Edit the material below by swapping "macd-bar" for "macd-histogram-bar" wherever it appears, starting at the line that contains "candle-body (448, 296, 455, 301)" and ending at the line that contains "macd-bar (448, 440, 455, 448)". Return only those lines, with everything else left as it is.

============================================================

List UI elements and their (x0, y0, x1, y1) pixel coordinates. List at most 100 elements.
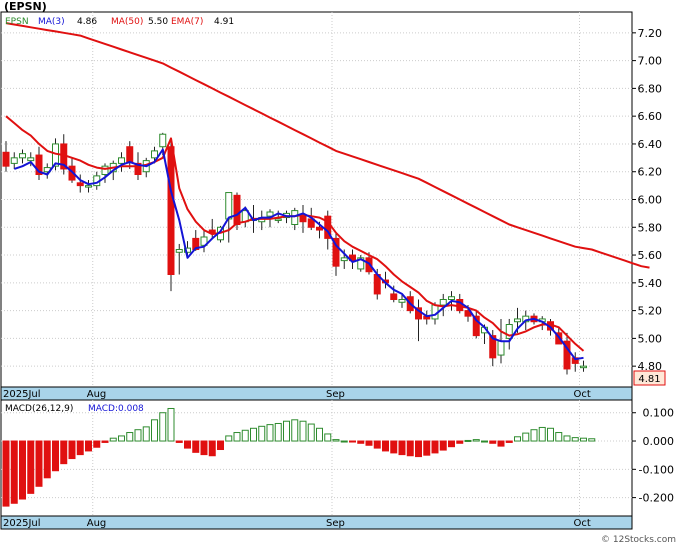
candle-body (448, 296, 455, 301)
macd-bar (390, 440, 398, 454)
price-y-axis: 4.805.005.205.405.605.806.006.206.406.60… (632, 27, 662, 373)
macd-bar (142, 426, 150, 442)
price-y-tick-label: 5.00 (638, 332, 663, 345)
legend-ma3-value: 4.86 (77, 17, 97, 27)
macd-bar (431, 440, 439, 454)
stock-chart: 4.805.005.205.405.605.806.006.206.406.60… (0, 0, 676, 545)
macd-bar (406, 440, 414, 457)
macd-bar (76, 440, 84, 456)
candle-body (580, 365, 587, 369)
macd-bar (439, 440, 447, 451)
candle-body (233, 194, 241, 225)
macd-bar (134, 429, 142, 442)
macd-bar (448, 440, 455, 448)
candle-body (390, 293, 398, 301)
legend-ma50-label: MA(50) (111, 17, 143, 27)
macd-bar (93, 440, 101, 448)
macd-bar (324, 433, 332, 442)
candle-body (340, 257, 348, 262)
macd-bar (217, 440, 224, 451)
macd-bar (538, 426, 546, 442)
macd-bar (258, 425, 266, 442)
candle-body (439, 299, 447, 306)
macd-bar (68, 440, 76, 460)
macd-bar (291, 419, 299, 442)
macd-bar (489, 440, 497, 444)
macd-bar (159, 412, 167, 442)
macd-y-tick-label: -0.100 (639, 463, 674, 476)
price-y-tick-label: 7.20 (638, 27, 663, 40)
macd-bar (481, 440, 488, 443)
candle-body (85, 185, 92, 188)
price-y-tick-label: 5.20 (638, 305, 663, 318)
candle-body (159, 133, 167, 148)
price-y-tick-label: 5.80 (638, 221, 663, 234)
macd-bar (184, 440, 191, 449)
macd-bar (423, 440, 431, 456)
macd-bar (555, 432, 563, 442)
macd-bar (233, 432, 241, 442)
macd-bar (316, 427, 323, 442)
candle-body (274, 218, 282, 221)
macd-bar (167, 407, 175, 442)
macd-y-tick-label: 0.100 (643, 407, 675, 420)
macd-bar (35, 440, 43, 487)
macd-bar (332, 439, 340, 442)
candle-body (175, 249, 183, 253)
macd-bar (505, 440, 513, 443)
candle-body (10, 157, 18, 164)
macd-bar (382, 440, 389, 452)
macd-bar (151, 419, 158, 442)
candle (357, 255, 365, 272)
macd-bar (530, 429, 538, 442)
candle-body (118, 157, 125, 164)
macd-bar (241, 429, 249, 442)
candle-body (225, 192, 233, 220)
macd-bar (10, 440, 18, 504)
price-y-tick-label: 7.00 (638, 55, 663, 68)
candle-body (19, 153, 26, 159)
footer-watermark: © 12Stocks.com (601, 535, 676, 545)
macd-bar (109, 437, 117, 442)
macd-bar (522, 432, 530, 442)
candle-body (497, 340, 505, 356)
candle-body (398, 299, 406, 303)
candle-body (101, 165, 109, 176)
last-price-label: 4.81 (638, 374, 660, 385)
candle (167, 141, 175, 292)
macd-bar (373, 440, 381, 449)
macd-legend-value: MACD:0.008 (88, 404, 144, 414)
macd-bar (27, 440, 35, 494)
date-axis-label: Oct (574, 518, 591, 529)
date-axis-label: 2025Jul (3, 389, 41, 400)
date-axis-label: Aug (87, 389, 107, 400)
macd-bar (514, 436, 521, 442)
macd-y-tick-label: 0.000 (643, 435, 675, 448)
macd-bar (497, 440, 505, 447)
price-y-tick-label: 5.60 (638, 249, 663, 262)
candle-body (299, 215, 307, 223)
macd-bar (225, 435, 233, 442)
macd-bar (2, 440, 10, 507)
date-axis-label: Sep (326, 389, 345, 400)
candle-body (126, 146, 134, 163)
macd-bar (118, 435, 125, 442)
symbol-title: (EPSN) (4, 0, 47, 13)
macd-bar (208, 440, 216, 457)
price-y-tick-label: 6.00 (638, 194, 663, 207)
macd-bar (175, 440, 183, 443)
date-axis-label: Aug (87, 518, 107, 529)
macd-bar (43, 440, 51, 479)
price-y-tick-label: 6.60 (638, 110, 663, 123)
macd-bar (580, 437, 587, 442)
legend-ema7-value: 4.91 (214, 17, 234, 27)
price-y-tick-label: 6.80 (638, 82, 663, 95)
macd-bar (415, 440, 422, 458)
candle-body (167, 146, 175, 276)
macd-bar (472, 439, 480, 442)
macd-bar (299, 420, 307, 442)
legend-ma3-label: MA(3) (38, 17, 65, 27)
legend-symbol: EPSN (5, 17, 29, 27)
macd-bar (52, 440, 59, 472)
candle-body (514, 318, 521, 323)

============================================================

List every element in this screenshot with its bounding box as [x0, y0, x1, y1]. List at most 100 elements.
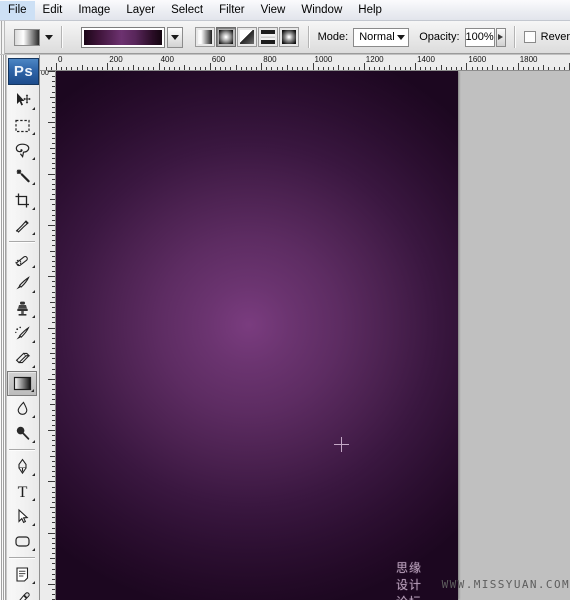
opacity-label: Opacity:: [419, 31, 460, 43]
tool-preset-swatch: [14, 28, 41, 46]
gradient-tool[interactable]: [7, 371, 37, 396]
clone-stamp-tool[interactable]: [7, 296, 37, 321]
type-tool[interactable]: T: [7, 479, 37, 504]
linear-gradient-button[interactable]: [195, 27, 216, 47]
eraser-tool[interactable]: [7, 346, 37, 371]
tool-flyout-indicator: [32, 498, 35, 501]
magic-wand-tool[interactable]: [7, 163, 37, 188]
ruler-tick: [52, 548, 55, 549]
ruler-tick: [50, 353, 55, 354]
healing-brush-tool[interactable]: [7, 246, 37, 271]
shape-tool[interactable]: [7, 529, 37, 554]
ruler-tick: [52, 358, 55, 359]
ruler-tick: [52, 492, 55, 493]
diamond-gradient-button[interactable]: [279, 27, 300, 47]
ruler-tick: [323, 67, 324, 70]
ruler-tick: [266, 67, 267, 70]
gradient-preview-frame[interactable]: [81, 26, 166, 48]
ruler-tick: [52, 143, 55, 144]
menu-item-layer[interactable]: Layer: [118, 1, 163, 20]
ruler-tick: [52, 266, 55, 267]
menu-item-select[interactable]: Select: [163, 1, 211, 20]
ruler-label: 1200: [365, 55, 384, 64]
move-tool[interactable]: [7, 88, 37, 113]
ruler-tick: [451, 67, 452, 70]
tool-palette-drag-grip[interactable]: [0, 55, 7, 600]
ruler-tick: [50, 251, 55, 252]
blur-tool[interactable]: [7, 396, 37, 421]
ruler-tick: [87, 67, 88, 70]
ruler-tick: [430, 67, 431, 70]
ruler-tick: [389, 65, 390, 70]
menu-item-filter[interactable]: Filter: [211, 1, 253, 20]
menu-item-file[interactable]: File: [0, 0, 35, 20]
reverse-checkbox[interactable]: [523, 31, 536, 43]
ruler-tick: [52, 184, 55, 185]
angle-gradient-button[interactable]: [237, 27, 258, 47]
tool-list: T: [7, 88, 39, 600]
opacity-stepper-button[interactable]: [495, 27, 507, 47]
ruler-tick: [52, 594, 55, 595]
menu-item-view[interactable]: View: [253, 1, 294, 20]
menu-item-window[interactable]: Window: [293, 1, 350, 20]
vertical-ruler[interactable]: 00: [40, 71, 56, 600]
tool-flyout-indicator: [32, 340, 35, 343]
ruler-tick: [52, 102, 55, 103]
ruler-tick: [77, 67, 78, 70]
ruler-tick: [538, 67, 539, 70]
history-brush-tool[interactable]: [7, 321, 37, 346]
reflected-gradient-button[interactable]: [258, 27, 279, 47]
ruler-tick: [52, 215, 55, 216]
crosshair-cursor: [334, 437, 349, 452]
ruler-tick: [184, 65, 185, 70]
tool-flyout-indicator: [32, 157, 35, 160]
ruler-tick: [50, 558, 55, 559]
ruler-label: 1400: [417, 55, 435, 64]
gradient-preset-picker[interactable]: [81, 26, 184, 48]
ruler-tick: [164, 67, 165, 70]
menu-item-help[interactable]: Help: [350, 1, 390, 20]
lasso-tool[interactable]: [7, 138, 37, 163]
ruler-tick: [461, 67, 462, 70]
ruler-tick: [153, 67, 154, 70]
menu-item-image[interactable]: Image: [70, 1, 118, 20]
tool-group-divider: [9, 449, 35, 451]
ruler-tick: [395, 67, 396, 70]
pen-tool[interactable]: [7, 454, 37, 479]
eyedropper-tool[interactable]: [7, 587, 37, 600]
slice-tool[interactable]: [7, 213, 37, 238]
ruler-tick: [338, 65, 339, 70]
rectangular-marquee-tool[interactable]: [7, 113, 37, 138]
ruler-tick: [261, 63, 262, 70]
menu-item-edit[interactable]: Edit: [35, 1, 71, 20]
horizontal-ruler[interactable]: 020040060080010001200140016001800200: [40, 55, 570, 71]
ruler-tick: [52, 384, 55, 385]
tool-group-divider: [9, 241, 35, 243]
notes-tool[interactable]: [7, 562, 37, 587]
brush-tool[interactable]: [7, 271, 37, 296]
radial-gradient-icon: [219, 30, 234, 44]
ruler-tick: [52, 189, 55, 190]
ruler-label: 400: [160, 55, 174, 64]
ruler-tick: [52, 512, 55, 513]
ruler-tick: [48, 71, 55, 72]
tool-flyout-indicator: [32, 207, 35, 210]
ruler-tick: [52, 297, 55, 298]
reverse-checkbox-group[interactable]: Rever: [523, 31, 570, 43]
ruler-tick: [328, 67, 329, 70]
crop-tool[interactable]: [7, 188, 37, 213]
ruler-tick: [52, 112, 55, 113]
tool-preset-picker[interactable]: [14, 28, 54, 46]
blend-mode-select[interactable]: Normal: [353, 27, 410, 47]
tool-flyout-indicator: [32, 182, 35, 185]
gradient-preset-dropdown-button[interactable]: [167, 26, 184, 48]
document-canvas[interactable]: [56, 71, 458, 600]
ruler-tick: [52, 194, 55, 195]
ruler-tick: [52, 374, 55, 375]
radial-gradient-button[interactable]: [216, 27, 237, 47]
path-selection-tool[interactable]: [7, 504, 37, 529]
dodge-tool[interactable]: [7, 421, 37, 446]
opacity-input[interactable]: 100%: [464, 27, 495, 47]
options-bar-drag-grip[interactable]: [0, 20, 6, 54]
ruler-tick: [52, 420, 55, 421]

============================================================

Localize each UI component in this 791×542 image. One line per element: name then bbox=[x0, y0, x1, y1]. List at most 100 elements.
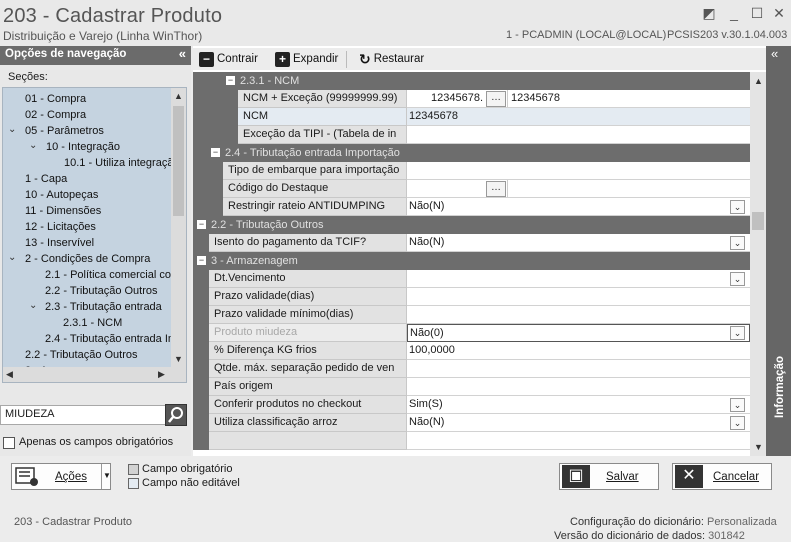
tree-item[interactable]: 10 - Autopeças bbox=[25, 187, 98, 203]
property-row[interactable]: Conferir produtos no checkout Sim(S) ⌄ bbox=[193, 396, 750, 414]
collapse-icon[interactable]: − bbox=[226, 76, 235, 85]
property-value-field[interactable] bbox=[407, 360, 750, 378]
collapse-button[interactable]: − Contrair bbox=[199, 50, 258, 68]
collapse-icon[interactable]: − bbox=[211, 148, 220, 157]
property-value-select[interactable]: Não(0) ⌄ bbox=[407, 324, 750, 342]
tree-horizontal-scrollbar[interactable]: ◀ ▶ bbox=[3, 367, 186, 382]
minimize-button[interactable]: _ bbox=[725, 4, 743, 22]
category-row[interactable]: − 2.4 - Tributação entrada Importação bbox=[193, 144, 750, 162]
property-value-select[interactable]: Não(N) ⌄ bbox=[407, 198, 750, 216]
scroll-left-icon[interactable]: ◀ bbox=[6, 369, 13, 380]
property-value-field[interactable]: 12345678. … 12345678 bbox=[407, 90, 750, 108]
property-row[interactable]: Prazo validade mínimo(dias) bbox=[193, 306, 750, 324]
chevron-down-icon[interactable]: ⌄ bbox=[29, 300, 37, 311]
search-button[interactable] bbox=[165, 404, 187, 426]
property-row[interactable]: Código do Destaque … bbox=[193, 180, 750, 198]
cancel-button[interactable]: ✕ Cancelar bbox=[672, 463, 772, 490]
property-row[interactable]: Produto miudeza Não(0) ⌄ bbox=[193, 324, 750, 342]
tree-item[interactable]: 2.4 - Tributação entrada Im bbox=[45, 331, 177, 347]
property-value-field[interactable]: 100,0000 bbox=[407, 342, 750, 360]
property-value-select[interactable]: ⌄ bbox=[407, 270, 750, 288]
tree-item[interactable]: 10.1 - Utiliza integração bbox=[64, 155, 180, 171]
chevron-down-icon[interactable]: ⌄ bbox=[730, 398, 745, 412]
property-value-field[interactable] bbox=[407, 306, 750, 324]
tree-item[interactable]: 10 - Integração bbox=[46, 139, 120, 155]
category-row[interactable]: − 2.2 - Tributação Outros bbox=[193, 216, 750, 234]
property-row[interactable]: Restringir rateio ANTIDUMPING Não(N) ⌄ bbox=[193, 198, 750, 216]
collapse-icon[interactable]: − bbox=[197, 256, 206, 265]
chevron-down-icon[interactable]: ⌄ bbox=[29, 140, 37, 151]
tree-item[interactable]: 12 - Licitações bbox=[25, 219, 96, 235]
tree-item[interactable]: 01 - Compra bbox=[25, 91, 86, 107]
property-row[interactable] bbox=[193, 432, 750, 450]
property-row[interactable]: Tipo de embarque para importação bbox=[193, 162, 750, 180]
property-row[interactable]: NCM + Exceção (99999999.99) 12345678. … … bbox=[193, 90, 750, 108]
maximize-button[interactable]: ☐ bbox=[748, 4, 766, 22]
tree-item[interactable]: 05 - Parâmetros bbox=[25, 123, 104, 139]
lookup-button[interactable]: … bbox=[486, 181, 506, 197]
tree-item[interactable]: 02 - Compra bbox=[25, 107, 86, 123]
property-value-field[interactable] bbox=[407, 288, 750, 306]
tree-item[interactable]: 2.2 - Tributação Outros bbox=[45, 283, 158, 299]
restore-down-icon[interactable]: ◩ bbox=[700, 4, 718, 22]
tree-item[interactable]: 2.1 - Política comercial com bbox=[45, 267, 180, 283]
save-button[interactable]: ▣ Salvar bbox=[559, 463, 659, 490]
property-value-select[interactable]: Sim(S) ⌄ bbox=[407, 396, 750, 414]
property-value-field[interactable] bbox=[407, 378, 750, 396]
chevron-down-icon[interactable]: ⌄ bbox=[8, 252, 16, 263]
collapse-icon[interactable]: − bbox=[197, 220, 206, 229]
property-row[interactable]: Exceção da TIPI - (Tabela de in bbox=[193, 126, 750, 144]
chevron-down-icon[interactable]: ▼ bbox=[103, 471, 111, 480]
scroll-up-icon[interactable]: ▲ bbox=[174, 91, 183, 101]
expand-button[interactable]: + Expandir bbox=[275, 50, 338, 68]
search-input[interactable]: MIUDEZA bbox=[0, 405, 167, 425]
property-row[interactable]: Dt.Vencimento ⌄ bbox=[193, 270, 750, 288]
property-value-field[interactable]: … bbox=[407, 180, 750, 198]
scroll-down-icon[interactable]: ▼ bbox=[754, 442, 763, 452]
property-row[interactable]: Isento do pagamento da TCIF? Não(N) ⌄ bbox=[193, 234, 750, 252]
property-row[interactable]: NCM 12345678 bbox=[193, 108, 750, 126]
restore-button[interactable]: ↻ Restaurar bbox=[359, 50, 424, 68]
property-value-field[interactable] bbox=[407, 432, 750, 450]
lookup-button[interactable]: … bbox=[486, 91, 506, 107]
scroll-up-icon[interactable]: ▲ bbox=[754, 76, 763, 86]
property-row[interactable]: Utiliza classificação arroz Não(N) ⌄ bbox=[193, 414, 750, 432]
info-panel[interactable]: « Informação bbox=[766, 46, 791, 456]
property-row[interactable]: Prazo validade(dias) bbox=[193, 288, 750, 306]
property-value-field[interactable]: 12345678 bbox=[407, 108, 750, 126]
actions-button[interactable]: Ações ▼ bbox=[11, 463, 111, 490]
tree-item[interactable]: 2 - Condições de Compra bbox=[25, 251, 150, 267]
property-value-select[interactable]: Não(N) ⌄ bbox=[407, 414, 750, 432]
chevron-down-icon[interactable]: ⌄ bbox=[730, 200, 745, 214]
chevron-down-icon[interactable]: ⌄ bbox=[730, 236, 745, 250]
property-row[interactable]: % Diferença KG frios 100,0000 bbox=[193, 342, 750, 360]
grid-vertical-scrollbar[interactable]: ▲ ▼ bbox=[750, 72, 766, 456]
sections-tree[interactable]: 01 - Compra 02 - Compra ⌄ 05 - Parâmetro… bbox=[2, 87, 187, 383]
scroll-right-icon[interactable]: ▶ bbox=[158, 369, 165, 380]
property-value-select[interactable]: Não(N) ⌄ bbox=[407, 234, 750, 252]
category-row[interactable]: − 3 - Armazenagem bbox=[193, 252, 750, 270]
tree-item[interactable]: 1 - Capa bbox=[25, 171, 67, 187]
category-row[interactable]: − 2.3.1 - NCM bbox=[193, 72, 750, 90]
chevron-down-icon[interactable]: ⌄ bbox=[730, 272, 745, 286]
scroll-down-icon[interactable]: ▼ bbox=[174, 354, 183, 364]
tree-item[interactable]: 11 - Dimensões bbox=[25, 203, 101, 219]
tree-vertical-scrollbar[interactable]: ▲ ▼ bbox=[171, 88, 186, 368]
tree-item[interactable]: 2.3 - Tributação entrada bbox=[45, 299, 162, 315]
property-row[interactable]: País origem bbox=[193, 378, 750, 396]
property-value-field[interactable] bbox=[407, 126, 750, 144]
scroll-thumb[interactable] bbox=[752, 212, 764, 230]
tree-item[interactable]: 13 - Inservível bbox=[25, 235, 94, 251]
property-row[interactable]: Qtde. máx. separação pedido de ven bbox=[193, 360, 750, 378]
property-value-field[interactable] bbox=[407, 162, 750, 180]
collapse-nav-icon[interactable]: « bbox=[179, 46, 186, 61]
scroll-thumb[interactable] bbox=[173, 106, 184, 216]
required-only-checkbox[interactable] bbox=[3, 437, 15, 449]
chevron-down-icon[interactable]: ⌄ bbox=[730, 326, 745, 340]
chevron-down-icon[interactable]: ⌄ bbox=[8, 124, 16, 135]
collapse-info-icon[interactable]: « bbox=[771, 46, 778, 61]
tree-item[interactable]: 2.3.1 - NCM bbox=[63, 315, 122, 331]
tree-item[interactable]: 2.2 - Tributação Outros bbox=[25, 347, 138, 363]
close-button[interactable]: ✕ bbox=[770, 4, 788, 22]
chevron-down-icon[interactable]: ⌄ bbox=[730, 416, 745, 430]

============================================================

- [The solution]:
candle-body (448, 296, 455, 301)
macd-histogram-bar (390, 440, 398, 454)
price-y-axis: 4.805.005.205.405.605.806.006.206.406.60… (632, 27, 662, 373)
macd-histogram-bar (142, 426, 150, 442)
price-y-tick-label: 5.00 (638, 332, 663, 345)
legend-ma3-value: 4.86 (77, 17, 97, 27)
macd-histogram-bar (431, 440, 439, 454)
stock-chart: 4.805.005.205.405.605.806.006.206.406.60… (0, 0, 676, 545)
macd-histogram-bar (406, 440, 414, 457)
macd-histogram-bar (76, 440, 84, 456)
candle-body (580, 365, 587, 369)
macd-histogram-bar (439, 440, 447, 451)
candle-body (233, 194, 241, 225)
macd-histogram-bar (134, 429, 142, 442)
macd-histogram-bar (448, 440, 455, 448)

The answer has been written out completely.